Stored dataset items:
•••••
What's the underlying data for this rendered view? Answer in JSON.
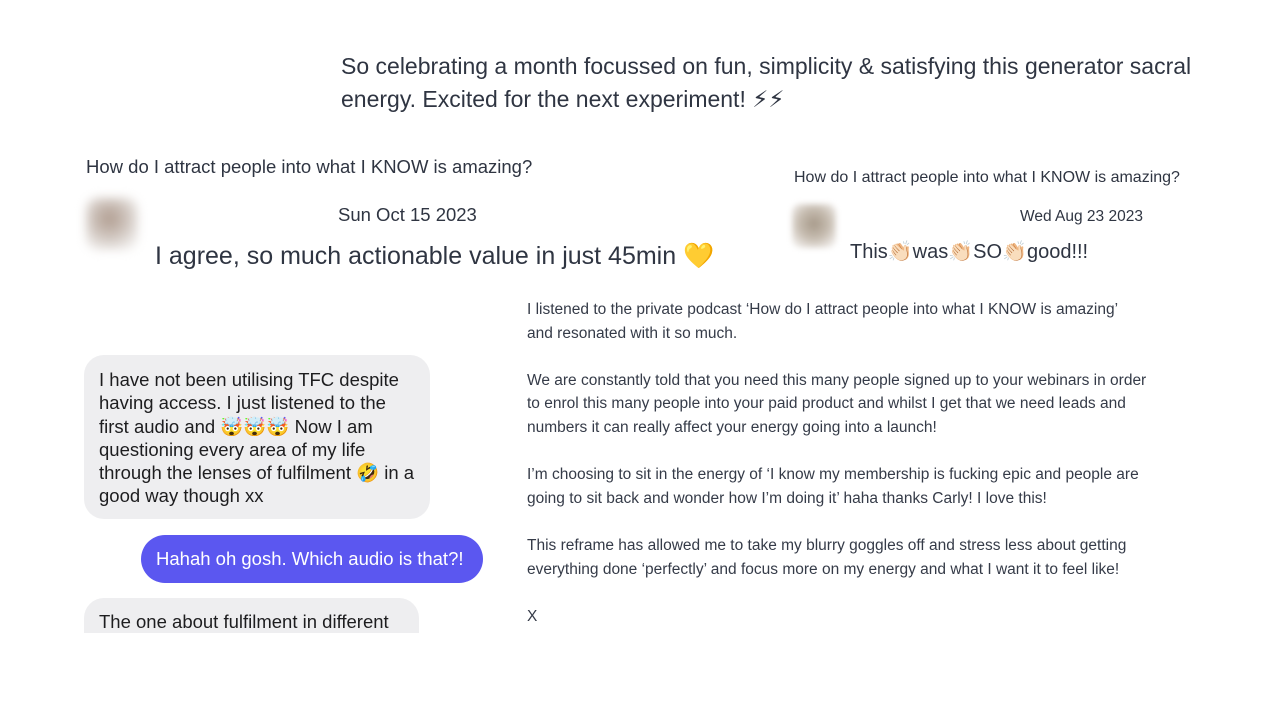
{
  "celebration": {
    "text": "So celebrating a month focussed on fun, simplicity & satisfying this generator sacral energy. Excited for the next experiment! ⚡⚡"
  },
  "left_card": {
    "title": "How do I attract people into what I KNOW is amazing?",
    "date": "Sun Oct 15 2023",
    "comment": "I agree, so much actionable value in just 45min 💛"
  },
  "right_card": {
    "title": "How do I attract people into what I KNOW is amazing?",
    "date": "Wed Aug 23 2023",
    "comment": "This👏🏻was👏🏻SO👏🏻good!!!"
  },
  "testimonial": {
    "paragraphs": [
      "I listened to the private podcast ‘How do I attract people into what I KNOW is amazing’ and resonated with it so much.",
      "We are constantly told that you need this many people signed up to your webinars in order to enrol this many people into your paid product and whilst I get that we need leads and numbers it can really affect your energy going into a launch!",
      "I’m choosing to sit in the energy of ‘I know my membership is fucking epic and people are going to sit back and wonder how I’m doing it’ haha thanks Carly! I love this!",
      "This reframe has allowed me to take my blurry goggles off and stress less about getting everything done ‘perfectly’ and focus more on my energy and what I want it to feel like!",
      "X"
    ]
  },
  "chat": {
    "messages": [
      {
        "sender": "them",
        "text": "I have not been utilising TFC despite having access. I just listened to the first audio and 🤯🤯🤯 Now I am questioning every area of my life through the lenses of fulfilment 🤣 in a good way though xx"
      },
      {
        "sender": "me",
        "text": "Hahah oh gosh. Which audio is that?!"
      },
      {
        "sender": "them",
        "text": "The one about fulfilment in different"
      }
    ]
  },
  "colors": {
    "sent_bubble": "#5b57f0",
    "received_bubble": "#eeeef0",
    "text": "#2f3542"
  }
}
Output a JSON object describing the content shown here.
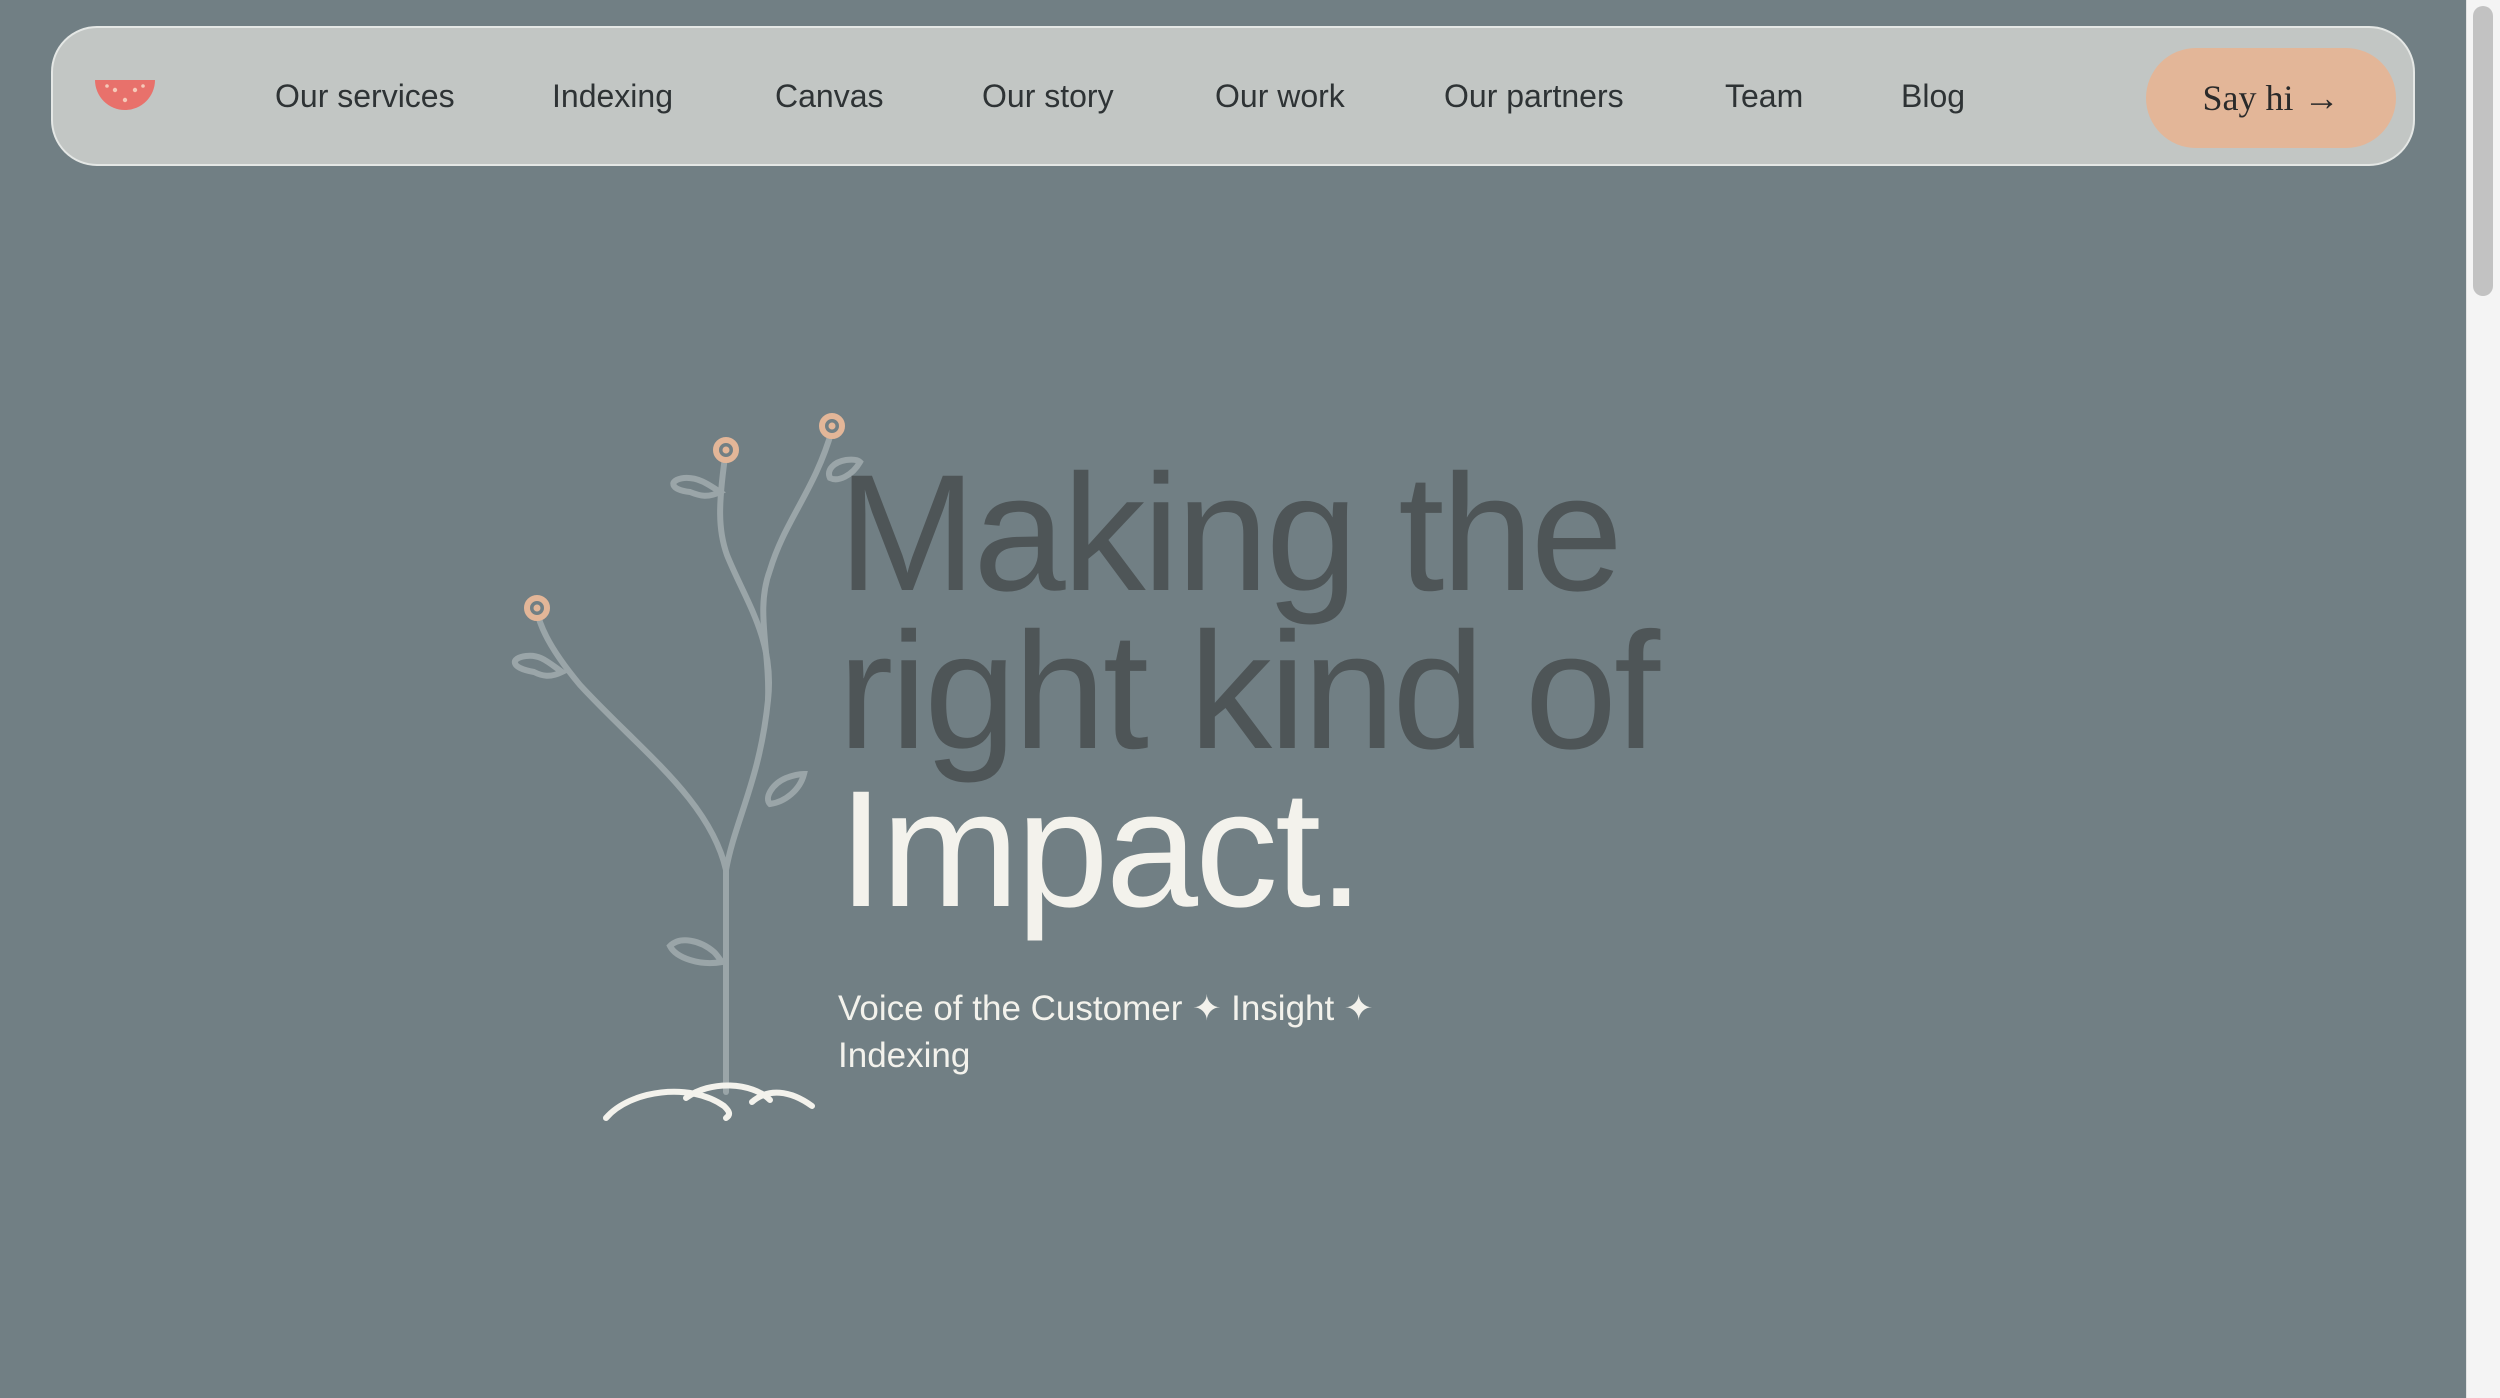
•••••
_Your goal_: Copy out every line of the material above exactly, skipping the pictures.

_Response to the exercise_:
What's the underlying data for this rendered view? Answer in JSON.
{
  "celebration": {
    "text": "So celebrating a month focussed on fun, simplicity & satisfying this generator sacral energy. Excited for the next experiment! ⚡⚡"
  },
  "left_card": {
    "title": "How do I attract people into what I KNOW is amazing?",
    "date": "Sun Oct 15 2023",
    "comment": "I agree, so much actionable value in just 45min 💛"
  },
  "right_card": {
    "title": "How do I attract people into what I KNOW is amazing?",
    "date": "Wed Aug 23 2023",
    "comment": "This👏🏻was👏🏻SO👏🏻good!!!"
  },
  "testimonial": {
    "paragraphs": [
      "I listened to the private podcast ‘How do I attract people into what I KNOW is amazing’ and resonated with it so much.",
      "We are constantly told that you need this many people signed up to your webinars in order to enrol this many people into your paid product and whilst I get that we need leads and numbers it can really affect your energy going into a launch!",
      "I’m choosing to sit in the energy of ‘I know my membership is fucking epic and people are going to sit back and wonder how I’m doing it’ haha thanks Carly! I love this!",
      "This reframe has allowed me to take my blurry goggles off and stress less about getting everything done ‘perfectly’ and focus more on my energy and what I want it to feel like!",
      "X"
    ]
  },
  "chat": {
    "messages": [
      {
        "sender": "them",
        "text": "I have not been utilising TFC despite having access. I just listened to the first audio and 🤯🤯🤯 Now I am questioning every area of my life through the lenses of fulfilment 🤣 in a good way though xx"
      },
      {
        "sender": "me",
        "text": "Hahah oh gosh. Which audio is that?!"
      },
      {
        "sender": "them",
        "text": "The one about fulfilment in different"
      }
    ]
  },
  "colors": {
    "sent_bubble": "#5b57f0",
    "received_bubble": "#eeeef0",
    "text": "#2f3542"
  }
}
Output a JSON object describing the content shown here.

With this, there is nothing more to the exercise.